Raw records
----------------------------------------

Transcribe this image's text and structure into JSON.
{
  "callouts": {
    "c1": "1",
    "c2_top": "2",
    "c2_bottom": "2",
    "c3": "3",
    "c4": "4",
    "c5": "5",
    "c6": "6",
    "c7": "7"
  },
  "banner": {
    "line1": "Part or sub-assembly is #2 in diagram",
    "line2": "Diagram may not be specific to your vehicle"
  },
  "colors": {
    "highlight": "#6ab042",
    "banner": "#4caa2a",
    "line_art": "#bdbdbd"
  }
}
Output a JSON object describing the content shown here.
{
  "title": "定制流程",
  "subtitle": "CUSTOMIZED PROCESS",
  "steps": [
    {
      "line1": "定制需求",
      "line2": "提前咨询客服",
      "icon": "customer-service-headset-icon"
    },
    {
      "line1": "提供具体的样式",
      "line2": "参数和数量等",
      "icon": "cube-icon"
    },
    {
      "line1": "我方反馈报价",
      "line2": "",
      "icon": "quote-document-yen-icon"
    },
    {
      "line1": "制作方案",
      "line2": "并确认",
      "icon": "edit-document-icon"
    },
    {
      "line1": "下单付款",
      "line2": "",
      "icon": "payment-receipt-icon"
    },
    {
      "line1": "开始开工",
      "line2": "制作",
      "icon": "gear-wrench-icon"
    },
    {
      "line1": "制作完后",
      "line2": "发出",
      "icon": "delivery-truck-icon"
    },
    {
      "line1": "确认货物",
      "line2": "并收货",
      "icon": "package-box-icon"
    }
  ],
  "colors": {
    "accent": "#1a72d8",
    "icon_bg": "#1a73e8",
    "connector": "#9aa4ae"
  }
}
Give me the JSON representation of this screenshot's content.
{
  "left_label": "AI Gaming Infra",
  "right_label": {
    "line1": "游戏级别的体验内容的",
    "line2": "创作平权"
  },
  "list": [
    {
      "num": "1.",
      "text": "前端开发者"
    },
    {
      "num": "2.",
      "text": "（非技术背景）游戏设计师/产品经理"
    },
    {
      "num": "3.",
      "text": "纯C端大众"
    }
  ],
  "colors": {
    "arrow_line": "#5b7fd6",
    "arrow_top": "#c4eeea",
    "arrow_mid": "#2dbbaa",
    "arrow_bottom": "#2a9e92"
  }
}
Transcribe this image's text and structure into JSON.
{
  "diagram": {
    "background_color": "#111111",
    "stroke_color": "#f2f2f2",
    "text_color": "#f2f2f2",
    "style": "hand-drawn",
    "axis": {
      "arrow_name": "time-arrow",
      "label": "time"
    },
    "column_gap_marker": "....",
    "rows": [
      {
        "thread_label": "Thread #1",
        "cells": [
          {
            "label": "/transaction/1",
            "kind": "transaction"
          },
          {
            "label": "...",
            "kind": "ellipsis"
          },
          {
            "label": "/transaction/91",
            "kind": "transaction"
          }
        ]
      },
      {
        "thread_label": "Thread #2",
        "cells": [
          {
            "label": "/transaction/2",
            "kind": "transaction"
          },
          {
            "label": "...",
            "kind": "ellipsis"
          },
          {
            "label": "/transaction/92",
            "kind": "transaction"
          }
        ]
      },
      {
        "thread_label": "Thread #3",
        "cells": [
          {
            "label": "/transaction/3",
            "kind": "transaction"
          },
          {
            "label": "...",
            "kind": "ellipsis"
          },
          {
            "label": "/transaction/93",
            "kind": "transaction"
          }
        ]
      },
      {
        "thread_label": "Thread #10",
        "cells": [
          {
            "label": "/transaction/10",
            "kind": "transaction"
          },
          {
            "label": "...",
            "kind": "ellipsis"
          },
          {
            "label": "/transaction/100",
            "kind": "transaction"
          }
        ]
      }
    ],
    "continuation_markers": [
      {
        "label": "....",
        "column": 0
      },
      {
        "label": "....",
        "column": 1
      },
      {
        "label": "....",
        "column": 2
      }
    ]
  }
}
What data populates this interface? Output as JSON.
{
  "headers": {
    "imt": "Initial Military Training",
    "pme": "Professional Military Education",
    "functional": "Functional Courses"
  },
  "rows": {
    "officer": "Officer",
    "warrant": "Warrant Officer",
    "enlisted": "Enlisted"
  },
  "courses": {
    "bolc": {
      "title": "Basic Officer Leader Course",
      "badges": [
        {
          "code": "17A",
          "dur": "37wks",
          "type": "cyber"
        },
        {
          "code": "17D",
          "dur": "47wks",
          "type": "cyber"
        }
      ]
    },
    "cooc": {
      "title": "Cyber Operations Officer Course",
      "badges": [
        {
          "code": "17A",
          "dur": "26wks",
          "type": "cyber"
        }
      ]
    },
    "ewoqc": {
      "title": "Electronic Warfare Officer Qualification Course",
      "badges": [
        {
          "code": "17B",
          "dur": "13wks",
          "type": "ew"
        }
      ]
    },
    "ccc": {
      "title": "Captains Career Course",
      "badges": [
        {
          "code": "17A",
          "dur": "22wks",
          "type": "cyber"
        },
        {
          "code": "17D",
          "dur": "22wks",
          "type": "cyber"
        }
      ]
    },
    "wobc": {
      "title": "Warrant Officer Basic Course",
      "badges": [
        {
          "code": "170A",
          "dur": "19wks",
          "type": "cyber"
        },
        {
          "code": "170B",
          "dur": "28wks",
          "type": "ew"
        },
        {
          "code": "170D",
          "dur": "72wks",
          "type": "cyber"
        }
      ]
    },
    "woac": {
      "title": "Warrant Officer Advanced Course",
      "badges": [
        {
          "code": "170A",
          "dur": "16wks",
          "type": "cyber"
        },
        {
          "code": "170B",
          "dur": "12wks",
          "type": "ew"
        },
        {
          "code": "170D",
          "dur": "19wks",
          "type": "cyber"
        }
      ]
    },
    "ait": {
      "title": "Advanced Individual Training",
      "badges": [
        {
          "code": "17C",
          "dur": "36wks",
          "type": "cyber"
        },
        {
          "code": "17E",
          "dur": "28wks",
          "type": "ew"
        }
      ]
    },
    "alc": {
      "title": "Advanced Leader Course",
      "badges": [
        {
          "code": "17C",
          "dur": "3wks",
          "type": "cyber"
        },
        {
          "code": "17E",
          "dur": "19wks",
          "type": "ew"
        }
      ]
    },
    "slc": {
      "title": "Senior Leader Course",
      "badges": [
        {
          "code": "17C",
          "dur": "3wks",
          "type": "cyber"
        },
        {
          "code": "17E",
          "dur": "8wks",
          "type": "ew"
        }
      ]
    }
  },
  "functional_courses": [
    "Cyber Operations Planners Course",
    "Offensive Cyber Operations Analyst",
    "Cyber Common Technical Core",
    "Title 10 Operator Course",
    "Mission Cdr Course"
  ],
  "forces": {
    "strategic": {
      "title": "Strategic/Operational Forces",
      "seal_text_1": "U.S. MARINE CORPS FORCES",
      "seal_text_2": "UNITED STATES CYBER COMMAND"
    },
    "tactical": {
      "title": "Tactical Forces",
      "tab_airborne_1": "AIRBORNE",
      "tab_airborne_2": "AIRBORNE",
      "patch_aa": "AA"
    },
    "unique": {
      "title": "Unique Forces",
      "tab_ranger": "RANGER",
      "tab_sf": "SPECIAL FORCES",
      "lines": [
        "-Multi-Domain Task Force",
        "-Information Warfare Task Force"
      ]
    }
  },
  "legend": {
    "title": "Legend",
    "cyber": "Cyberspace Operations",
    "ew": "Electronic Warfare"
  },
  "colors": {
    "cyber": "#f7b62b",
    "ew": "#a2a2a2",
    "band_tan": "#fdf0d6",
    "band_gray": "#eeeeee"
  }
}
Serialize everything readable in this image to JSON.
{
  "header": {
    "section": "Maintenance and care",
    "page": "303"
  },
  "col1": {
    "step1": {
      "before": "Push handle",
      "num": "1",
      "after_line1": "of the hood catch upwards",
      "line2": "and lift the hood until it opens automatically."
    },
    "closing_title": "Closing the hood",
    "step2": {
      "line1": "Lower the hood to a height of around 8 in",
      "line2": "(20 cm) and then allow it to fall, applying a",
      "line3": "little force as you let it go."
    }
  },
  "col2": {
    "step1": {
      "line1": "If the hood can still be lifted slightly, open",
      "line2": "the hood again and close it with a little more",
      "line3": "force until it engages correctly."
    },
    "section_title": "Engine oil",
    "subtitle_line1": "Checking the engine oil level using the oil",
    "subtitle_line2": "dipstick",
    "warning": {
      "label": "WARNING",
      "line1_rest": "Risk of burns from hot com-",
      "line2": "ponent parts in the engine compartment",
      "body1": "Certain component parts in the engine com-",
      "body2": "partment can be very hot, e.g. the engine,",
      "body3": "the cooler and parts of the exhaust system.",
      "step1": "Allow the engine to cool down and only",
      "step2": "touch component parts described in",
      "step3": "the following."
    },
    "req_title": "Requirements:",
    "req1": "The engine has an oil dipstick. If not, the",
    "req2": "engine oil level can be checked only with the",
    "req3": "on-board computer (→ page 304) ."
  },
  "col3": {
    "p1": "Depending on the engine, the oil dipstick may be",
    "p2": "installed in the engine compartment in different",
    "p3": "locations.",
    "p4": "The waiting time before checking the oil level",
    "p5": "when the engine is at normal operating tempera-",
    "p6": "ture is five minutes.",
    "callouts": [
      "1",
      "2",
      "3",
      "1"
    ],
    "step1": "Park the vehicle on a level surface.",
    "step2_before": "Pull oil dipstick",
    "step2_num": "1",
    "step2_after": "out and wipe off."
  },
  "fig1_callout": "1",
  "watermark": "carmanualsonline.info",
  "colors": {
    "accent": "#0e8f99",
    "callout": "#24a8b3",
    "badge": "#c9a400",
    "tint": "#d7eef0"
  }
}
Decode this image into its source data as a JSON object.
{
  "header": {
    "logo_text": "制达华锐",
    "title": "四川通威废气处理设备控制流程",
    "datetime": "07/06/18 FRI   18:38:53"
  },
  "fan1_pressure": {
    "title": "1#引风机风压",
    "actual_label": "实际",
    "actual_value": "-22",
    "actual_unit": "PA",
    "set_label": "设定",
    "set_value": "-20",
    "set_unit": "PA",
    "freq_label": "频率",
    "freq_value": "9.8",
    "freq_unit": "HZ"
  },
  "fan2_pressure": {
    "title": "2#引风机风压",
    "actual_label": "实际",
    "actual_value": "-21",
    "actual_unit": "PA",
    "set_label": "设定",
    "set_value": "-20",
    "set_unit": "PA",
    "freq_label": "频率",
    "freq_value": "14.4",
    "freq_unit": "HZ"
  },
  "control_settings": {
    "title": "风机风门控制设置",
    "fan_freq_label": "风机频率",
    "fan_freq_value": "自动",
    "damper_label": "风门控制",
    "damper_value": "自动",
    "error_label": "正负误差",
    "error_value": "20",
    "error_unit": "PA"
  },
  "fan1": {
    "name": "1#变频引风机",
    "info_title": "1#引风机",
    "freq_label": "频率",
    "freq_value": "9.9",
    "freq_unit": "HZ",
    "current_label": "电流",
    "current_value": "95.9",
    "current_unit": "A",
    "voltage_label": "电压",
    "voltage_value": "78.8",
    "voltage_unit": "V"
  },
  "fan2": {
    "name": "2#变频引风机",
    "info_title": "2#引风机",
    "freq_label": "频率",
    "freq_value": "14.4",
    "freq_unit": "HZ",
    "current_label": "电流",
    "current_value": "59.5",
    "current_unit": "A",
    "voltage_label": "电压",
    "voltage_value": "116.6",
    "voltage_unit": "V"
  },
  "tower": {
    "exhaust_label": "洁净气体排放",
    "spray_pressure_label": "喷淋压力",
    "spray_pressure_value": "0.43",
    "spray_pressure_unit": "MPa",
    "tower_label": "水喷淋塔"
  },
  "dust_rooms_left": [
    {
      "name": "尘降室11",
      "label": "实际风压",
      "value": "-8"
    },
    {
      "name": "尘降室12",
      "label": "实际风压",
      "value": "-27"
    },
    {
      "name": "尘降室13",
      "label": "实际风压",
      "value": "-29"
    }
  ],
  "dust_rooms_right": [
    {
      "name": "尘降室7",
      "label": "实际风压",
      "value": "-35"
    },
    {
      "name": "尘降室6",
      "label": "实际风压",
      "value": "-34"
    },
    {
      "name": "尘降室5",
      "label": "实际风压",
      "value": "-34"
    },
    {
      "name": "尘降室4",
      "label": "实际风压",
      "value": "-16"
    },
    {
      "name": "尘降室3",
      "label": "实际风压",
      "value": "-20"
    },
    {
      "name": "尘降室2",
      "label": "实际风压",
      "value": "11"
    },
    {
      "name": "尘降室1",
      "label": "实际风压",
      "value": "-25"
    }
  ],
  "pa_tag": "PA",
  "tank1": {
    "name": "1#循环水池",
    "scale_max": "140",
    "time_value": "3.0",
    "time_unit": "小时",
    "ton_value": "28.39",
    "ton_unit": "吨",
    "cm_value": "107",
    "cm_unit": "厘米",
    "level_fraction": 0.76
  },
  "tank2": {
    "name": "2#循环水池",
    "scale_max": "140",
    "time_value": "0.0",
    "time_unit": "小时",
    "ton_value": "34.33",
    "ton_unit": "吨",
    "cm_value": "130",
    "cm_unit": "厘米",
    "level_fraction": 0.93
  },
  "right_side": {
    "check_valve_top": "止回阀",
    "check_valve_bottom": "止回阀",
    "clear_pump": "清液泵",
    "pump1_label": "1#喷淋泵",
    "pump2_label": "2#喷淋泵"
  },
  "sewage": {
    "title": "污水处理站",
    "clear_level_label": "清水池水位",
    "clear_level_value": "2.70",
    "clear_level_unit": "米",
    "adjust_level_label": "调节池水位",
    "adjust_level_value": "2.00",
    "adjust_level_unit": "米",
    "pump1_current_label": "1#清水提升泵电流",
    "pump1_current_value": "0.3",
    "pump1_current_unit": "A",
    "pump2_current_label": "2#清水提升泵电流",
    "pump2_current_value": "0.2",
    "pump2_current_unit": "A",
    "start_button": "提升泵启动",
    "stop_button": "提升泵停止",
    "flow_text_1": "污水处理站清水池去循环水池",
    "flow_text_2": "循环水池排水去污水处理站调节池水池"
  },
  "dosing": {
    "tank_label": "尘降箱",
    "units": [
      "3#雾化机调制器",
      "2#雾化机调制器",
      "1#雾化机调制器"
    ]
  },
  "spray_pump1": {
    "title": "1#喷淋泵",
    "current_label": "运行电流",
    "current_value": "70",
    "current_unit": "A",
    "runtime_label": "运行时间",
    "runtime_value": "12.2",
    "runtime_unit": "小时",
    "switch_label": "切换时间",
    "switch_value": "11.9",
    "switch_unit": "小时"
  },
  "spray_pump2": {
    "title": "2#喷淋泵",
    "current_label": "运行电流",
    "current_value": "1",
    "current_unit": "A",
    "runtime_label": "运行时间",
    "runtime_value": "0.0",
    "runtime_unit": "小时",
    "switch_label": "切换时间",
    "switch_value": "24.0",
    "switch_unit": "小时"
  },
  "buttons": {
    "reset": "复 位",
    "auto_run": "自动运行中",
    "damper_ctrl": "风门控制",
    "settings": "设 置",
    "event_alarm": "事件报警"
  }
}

----------------------------------------

[Instructions to follow]
Across the material above, count every line holding "vehicle" and write down only the number.

[Written solution]
2